## begin

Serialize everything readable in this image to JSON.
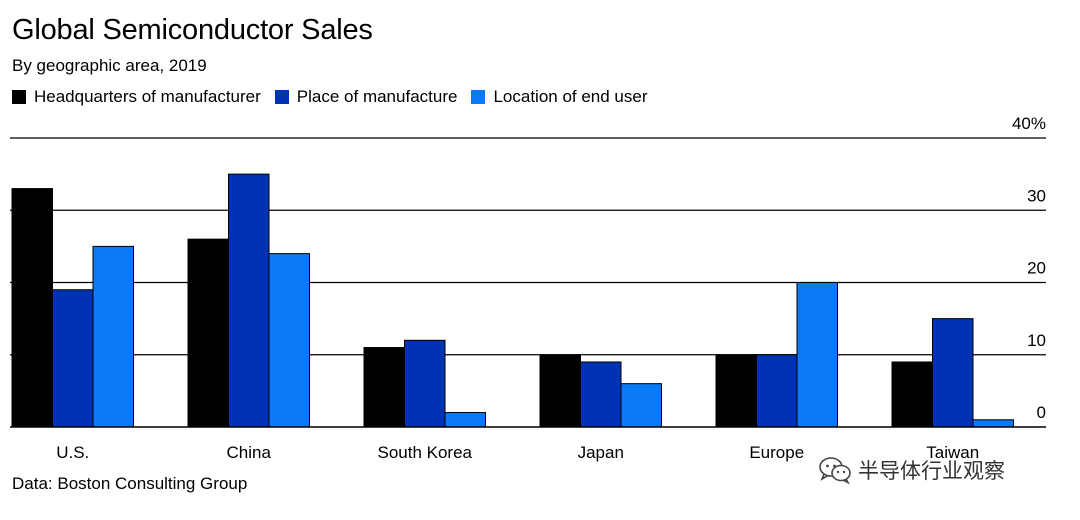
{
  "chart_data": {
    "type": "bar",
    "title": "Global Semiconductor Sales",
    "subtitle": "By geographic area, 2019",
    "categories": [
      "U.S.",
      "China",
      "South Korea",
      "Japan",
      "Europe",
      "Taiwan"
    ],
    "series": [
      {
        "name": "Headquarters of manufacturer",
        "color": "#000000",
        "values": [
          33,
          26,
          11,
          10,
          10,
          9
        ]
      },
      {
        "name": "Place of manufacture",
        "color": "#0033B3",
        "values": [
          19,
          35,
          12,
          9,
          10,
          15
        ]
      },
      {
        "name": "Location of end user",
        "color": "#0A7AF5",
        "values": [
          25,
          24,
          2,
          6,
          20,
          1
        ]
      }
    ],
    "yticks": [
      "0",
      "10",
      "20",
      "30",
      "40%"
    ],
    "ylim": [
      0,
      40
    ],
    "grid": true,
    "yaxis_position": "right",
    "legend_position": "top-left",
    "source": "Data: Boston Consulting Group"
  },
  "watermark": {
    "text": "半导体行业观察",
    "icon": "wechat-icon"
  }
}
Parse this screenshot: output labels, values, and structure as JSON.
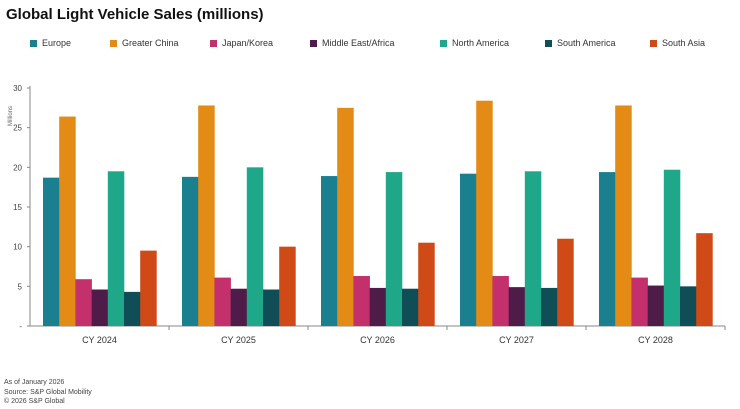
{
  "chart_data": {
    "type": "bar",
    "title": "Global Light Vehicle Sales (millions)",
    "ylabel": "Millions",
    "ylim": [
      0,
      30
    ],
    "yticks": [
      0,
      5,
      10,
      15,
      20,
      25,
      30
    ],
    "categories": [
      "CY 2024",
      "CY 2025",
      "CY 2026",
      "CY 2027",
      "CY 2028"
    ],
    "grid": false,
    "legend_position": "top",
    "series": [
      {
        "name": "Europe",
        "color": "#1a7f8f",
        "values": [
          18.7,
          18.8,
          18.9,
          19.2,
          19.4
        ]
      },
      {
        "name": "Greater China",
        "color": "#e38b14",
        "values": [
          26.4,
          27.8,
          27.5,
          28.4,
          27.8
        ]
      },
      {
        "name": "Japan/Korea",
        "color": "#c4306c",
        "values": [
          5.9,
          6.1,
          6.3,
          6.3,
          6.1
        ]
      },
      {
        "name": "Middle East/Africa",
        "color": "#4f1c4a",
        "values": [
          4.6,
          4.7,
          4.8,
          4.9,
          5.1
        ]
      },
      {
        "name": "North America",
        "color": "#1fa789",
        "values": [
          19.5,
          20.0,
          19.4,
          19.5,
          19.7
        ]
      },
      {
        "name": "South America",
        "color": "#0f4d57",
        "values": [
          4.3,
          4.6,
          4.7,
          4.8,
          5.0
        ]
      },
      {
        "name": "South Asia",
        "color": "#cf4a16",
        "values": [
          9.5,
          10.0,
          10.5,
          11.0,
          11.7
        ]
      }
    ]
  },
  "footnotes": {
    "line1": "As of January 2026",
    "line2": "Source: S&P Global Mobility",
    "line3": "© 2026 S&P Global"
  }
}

## end

» What is expected: Apart from the pictures, the entries above are to be repeated in full and exactly.

» Completed exercise:
Serialize everything readable in this image to JSON.
{
  "chart_data": {
    "type": "bar",
    "title": "Global Semiconductor Sales",
    "subtitle": "By geographic area, 2019",
    "categories": [
      "U.S.",
      "China",
      "South Korea",
      "Japan",
      "Europe",
      "Taiwan"
    ],
    "series": [
      {
        "name": "Headquarters of manufacturer",
        "color": "#000000",
        "values": [
          33,
          26,
          11,
          10,
          10,
          9
        ]
      },
      {
        "name": "Place of manufacture",
        "color": "#0033B3",
        "values": [
          19,
          35,
          12,
          9,
          10,
          15
        ]
      },
      {
        "name": "Location of end user",
        "color": "#0A7AF5",
        "values": [
          25,
          24,
          2,
          6,
          20,
          1
        ]
      }
    ],
    "yticks": [
      "0",
      "10",
      "20",
      "30",
      "40%"
    ],
    "ylim": [
      0,
      40
    ],
    "grid": true,
    "yaxis_position": "right",
    "legend_position": "top-left",
    "source": "Data: Boston Consulting Group"
  },
  "watermark": {
    "text": "半导体行业观察",
    "icon": "wechat-icon"
  }
}
Parse this screenshot: output labels, values, and structure as JSON.
{
  "chart_data": {
    "type": "bar",
    "title": "Global Light Vehicle Sales (millions)",
    "ylabel": "Millions",
    "ylim": [
      0,
      30
    ],
    "yticks": [
      0,
      5,
      10,
      15,
      20,
      25,
      30
    ],
    "categories": [
      "CY 2024",
      "CY 2025",
      "CY 2026",
      "CY 2027",
      "CY 2028"
    ],
    "grid": false,
    "legend_position": "top",
    "series": [
      {
        "name": "Europe",
        "color": "#1a7f8f",
        "values": [
          18.7,
          18.8,
          18.9,
          19.2,
          19.4
        ]
      },
      {
        "name": "Greater China",
        "color": "#e38b14",
        "values": [
          26.4,
          27.8,
          27.5,
          28.4,
          27.8
        ]
      },
      {
        "name": "Japan/Korea",
        "color": "#c4306c",
        "values": [
          5.9,
          6.1,
          6.3,
          6.3,
          6.1
        ]
      },
      {
        "name": "Middle East/Africa",
        "color": "#4f1c4a",
        "values": [
          4.6,
          4.7,
          4.8,
          4.9,
          5.1
        ]
      },
      {
        "name": "North America",
        "color": "#1fa789",
        "values": [
          19.5,
          20.0,
          19.4,
          19.5,
          19.7
        ]
      },
      {
        "name": "South America",
        "color": "#0f4d57",
        "values": [
          4.3,
          4.6,
          4.7,
          4.8,
          5.0
        ]
      },
      {
        "name": "South Asia",
        "color": "#cf4a16",
        "values": [
          9.5,
          10.0,
          10.5,
          11.0,
          11.7
        ]
      }
    ]
  },
  "footnotes": {
    "line1": "As of January 2026",
    "line2": "Source: S&P Global Mobility",
    "line3": "© 2026 S&P Global"
  }
}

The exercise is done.